** Begin **

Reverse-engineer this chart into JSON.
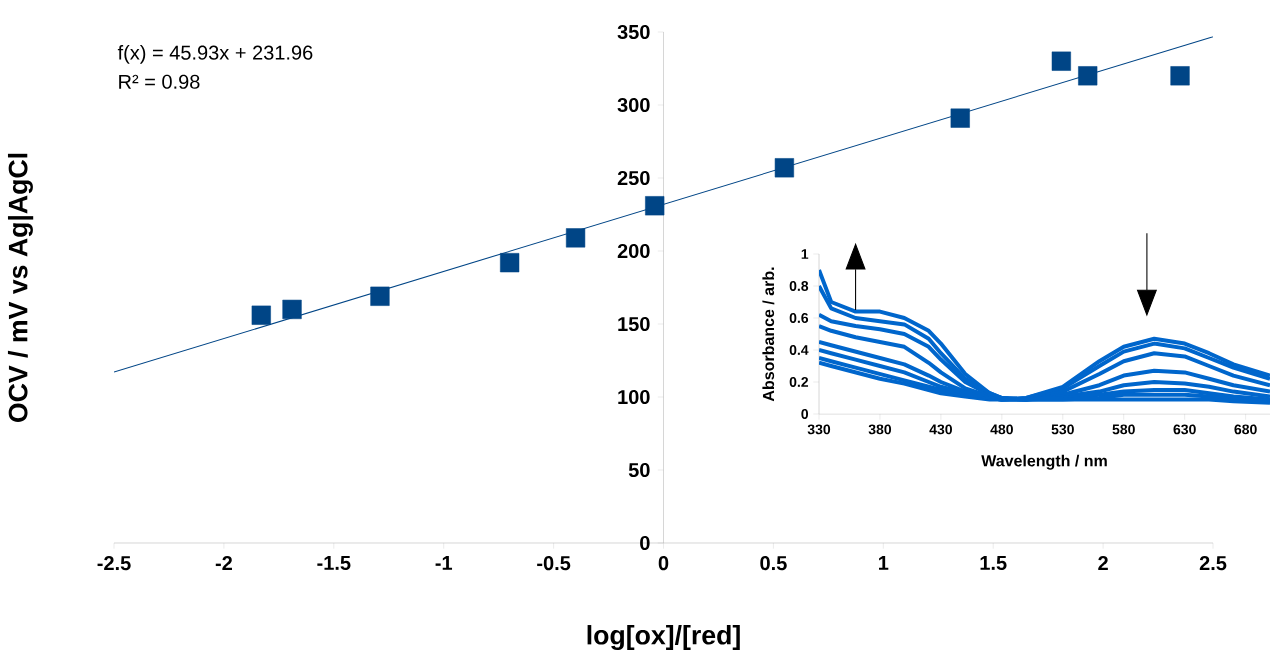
{
  "chart_data": [
    {
      "type": "scatter",
      "xlabel": "log[ox]/[red]",
      "ylabel": "OCV / mV vs Ag|AgCl",
      "marker": "square",
      "annotations": [
        "f(x) = 45.93x + 231.96",
        "R² = 0.98"
      ],
      "xlim": [
        -2.5,
        2.5
      ],
      "ylim": [
        0,
        350
      ],
      "xticks": [
        -2.5,
        -2,
        -1.5,
        -1,
        -0.5,
        0,
        0.5,
        1,
        1.5,
        2,
        2.5
      ],
      "yticks": [
        0,
        50,
        100,
        150,
        200,
        250,
        300,
        350
      ],
      "series": [
        {
          "type": "scatter",
          "color": "#004586",
          "x": [
            -1.83,
            -1.69,
            -1.29,
            -0.7,
            -0.4,
            -0.04,
            0.55,
            1.35,
            1.81,
            1.93,
            2.35
          ],
          "values": [
            156,
            160,
            169,
            192,
            209,
            231,
            257,
            291,
            330,
            320,
            320
          ]
        },
        {
          "type": "line",
          "color": "#004586",
          "marker": "none",
          "x": [
            -2.5,
            2.5
          ],
          "values": [
            117.1,
            346.8
          ]
        }
      ]
    },
    {
      "type": "line",
      "xlabel": "Wavelength / nm",
      "ylabel": "Absorbance / arb.",
      "xlim": [
        330,
        700
      ],
      "ylim": [
        0,
        1
      ],
      "xticks": [
        330,
        380,
        430,
        480,
        530,
        580,
        630,
        680
      ],
      "yticks": [
        0,
        0.2,
        0.4,
        0.6,
        0.8,
        1
      ],
      "x": [
        330,
        340,
        360,
        380,
        400,
        420,
        430,
        450,
        470,
        480,
        500,
        530,
        560,
        580,
        605,
        630,
        650,
        670,
        700
      ],
      "series": [
        {
          "color": "#0066cc",
          "values": [
            0.32,
            0.3,
            0.26,
            0.22,
            0.19,
            0.15,
            0.13,
            0.11,
            0.09,
            0.09,
            0.1,
            0.17,
            0.33,
            0.42,
            0.47,
            0.44,
            0.38,
            0.31,
            0.24
          ]
        },
        {
          "color": "#0066cc",
          "values": [
            0.35,
            0.33,
            0.29,
            0.25,
            0.21,
            0.17,
            0.15,
            0.12,
            0.1,
            0.09,
            0.1,
            0.16,
            0.3,
            0.39,
            0.44,
            0.41,
            0.35,
            0.29,
            0.22
          ]
        },
        {
          "color": "#0066cc",
          "values": [
            0.4,
            0.38,
            0.34,
            0.3,
            0.26,
            0.2,
            0.17,
            0.13,
            0.1,
            0.09,
            0.09,
            0.14,
            0.25,
            0.33,
            0.38,
            0.36,
            0.3,
            0.24,
            0.18
          ]
        },
        {
          "color": "#0066cc",
          "values": [
            0.45,
            0.43,
            0.39,
            0.35,
            0.31,
            0.24,
            0.2,
            0.14,
            0.1,
            0.09,
            0.09,
            0.12,
            0.18,
            0.24,
            0.27,
            0.26,
            0.22,
            0.18,
            0.14
          ]
        },
        {
          "color": "#0066cc",
          "values": [
            0.55,
            0.52,
            0.48,
            0.45,
            0.42,
            0.32,
            0.26,
            0.16,
            0.11,
            0.09,
            0.09,
            0.11,
            0.14,
            0.18,
            0.2,
            0.19,
            0.17,
            0.14,
            0.11
          ]
        },
        {
          "color": "#0066cc",
          "values": [
            0.62,
            0.58,
            0.55,
            0.53,
            0.5,
            0.42,
            0.34,
            0.2,
            0.12,
            0.1,
            0.09,
            0.1,
            0.12,
            0.14,
            0.15,
            0.15,
            0.13,
            0.11,
            0.09
          ]
        },
        {
          "color": "#0066cc",
          "values": [
            0.8,
            0.66,
            0.6,
            0.58,
            0.56,
            0.47,
            0.38,
            0.22,
            0.13,
            0.1,
            0.09,
            0.09,
            0.1,
            0.12,
            0.12,
            0.12,
            0.11,
            0.09,
            0.08
          ]
        },
        {
          "color": "#0066cc",
          "values": [
            0.9,
            0.7,
            0.64,
            0.64,
            0.6,
            0.52,
            0.44,
            0.25,
            0.13,
            0.1,
            0.09,
            0.09,
            0.09,
            0.09,
            0.09,
            0.09,
            0.09,
            0.08,
            0.07
          ]
        }
      ]
    }
  ]
}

** End **

Copy out all lines where the word "xlabel" appears.

_The result_
      "xlabel": "log[ox]/[red]",
      "xlabel": "Wavelength / nm",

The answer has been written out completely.